§ **Entries from a dataset**:
= = = = =

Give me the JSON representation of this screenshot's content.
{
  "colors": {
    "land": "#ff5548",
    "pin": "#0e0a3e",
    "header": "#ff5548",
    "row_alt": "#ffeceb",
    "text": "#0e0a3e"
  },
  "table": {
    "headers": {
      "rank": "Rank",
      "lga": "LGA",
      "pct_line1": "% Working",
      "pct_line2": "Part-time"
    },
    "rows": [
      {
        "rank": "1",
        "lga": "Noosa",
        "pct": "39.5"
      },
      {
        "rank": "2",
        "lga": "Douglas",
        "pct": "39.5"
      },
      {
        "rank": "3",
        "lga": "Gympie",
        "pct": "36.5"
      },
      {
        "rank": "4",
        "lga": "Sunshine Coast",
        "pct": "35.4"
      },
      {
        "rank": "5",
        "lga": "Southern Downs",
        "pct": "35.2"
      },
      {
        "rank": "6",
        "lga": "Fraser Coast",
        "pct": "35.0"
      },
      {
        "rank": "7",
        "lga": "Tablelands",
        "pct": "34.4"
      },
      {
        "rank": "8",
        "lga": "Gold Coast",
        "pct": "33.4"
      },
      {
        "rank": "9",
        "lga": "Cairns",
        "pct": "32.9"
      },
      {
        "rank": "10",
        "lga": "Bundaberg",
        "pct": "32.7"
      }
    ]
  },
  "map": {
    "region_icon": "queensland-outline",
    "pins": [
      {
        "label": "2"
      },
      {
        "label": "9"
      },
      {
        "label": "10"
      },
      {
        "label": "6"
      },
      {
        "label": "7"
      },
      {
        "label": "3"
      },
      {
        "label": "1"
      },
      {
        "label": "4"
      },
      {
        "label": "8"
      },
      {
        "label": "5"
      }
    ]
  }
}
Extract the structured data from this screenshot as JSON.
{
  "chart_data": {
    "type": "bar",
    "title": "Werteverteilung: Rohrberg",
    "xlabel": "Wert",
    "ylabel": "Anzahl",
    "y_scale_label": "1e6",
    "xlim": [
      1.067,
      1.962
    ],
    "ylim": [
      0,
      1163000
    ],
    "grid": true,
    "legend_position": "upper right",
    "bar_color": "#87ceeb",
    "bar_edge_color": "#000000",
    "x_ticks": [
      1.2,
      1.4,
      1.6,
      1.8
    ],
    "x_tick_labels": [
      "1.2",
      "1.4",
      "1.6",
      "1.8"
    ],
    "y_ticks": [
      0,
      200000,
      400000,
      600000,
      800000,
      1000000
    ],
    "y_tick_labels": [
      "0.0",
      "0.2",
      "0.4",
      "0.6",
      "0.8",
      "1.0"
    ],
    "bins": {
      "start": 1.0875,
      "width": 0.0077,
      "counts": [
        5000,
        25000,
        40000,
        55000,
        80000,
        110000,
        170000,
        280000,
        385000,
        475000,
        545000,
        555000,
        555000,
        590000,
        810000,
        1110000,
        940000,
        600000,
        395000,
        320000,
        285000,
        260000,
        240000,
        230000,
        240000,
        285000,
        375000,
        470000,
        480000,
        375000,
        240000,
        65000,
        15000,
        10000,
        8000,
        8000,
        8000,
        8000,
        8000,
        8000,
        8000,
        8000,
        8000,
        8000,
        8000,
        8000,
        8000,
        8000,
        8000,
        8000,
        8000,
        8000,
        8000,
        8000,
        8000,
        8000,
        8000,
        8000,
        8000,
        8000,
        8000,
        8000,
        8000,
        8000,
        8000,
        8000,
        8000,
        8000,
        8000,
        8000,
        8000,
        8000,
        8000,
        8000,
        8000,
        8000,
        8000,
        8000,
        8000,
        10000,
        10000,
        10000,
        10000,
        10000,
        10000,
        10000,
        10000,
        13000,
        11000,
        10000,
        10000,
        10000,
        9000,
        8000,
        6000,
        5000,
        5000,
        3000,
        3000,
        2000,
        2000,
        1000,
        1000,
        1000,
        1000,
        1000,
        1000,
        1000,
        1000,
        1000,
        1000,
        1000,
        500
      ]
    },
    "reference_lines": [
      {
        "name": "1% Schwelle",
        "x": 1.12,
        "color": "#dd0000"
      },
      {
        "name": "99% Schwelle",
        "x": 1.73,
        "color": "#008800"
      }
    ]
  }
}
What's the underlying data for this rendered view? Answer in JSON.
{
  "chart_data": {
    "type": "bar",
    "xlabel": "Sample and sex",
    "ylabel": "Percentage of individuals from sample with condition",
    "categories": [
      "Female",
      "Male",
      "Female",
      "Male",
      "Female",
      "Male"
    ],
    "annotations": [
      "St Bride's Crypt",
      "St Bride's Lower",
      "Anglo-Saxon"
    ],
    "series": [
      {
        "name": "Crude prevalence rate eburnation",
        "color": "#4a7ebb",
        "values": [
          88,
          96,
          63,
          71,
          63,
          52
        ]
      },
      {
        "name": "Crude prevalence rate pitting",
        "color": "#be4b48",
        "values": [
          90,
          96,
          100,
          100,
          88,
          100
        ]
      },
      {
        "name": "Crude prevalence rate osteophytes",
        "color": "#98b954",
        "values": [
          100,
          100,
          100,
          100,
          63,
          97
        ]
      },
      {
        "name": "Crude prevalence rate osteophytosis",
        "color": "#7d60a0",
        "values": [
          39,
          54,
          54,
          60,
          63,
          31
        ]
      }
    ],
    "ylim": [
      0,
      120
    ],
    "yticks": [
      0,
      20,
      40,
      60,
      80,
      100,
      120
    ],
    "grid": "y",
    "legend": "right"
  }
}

= = = = =

§ **Prompt**:
Quote the listing in full, please, keeping every line exact.

§ **Right answer**:
Give me the JSON representation of this screenshot's content.
{
  "colors": {
    "land": "#ff5548",
    "pin": "#0e0a3e",
    "header": "#ff5548",
    "row_alt": "#ffeceb",
    "text": "#0e0a3e"
  },
  "table": {
    "headers": {
      "rank": "Rank",
      "lga": "LGA",
      "pct_line1": "% Working",
      "pct_line2": "Part-time"
    },
    "rows": [
      {
        "rank": "1",
        "lga": "Noosa",
        "pct": "39.5"
      },
      {
        "rank": "2",
        "lga": "Douglas",
        "pct": "39.5"
      },
      {
        "rank": "3",
        "lga": "Gympie",
        "pct": "36.5"
      },
      {
        "rank": "4",
        "lga": "Sunshine Coast",
        "pct": "35.4"
      },
      {
        "rank": "5",
        "lga": "Southern Downs",
        "pct": "35.2"
      },
      {
        "rank": "6",
        "lga": "Fraser Coast",
        "pct": "35.0"
      },
      {
        "rank": "7",
        "lga": "Tablelands",
        "pct": "34.4"
      },
      {
        "rank": "8",
        "lga": "Gold Coast",
        "pct": "33.4"
      },
      {
        "rank": "9",
        "lga": "Cairns",
        "pct": "32.9"
      },
      {
        "rank": "10",
        "lga": "Bundaberg",
        "pct": "32.7"
      }
    ]
  },
  "map": {
    "region_icon": "queensland-outline",
    "pins": [
      {
        "label": "2"
      },
      {
        "label": "9"
      },
      {
        "label": "10"
      },
      {
        "label": "6"
      },
      {
        "label": "7"
      },
      {
        "label": "3"
      },
      {
        "label": "1"
      },
      {
        "label": "4"
      },
      {
        "label": "8"
      },
      {
        "label": "5"
      }
    ]
  }
}
Extract the structured data from this screenshot as JSON.
{
  "chart_data": {
    "type": "bar",
    "title": "Werteverteilung: Rohrberg",
    "xlabel": "Wert",
    "ylabel": "Anzahl",
    "y_scale_label": "1e6",
    "xlim": [
      1.067,
      1.962
    ],
    "ylim": [
      0,
      1163000
    ],
    "grid": true,
    "legend_position": "upper right",
    "bar_color": "#87ceeb",
    "bar_edge_color": "#000000",
    "x_ticks": [
      1.2,
      1.4,
      1.6,
      1.8
    ],
    "x_tick_labels": [
      "1.2",
      "1.4",
      "1.6",
      "1.8"
    ],
    "y_ticks": [
      0,
      200000,
      400000,
      600000,
      800000,
      1000000
    ],
    "y_tick_labels": [
      "0.0",
      "0.2",
      "0.4",
      "0.6",
      "0.8",
      "1.0"
    ],
    "bins": {
      "start": 1.0875,
      "width": 0.0077,
      "counts": [
        5000,
        25000,
        40000,
        55000,
        80000,
        110000,
        170000,
        280000,
        385000,
        475000,
        545000,
        555000,
        555000,
        590000,
        810000,
        1110000,
        940000,
        600000,
        395000,
        320000,
        285000,
        260000,
        240000,
        230000,
        240000,
        285000,
        375000,
        470000,
        480000,
        375000,
        240000,
        65000,
        15000,
        10000,
        8000,
        8000,
        8000,
        8000,
        8000,
        8000,
        8000,
        8000,
        8000,
        8000,
        8000,
        8000,
        8000,
        8000,
        8000,
        8000,
        8000,
        8000,
        8000,
        8000,
        8000,
        8000,
        8000,
        8000,
        8000,
        8000,
        8000,
        8000,
        8000,
        8000,
        8000,
        8000,
        8000,
        8000,
        8000,
        8000,
        8000,
        8000,
        8000,
        8000,
        8000,
        8000,
        8000,
        8000,
        8000,
        10000,
        10000,
        10000,
        10000,
        10000,
        10000,
        10000,
        10000,
        13000,
        11000,
        10000,
        10000,
        10000,
        9000,
        8000,
        6000,
        5000,
        5000,
        3000,
        3000,
        2000,
        2000,
        1000,
        1000,
        1000,
        1000,
        1000,
        1000,
        1000,
        1000,
        1000,
        1000,
        1000,
        500
      ]
    },
    "reference_lines": [
      {
        "name": "1% Schwelle",
        "x": 1.12,
        "color": "#dd0000"
      },
      {
        "name": "99% Schwelle",
        "x": 1.73,
        "color": "#008800"
      }
    ]
  }
}
What's the underlying data for this rendered view? Answer in JSON.
{
  "chart_data": {
    "type": "bar",
    "xlabel": "Sample and sex",
    "ylabel": "Percentage of individuals from sample with condition",
    "categories": [
      "Female",
      "Male",
      "Female",
      "Male",
      "Female",
      "Male"
    ],
    "annotations": [
      "St Bride's Crypt",
      "St Bride's Lower",
      "Anglo-Saxon"
    ],
    "series": [
      {
        "name": "Crude prevalence rate eburnation",
        "color": "#4a7ebb",
        "values": [
          88,
          96,
          63,
          71,
          63,
          52
        ]
      },
      {
        "name": "Crude prevalence rate pitting",
        "color": "#be4b48",
        "values": [
          90,
          96,
          100,
          100,
          88,
          100
        ]
      },
      {
        "name": "Crude prevalence rate osteophytes",
        "color": "#98b954",
        "values": [
          100,
          100,
          100,
          100,
          63,
          97
        ]
      },
      {
        "name": "Crude prevalence rate osteophytosis",
        "color": "#7d60a0",
        "values": [
          39,
          54,
          54,
          60,
          63,
          31
        ]
      }
    ],
    "ylim": [
      0,
      120
    ],
    "yticks": [
      0,
      20,
      40,
      60,
      80,
      100,
      120
    ],
    "grid": "y",
    "legend": "right"
  }
}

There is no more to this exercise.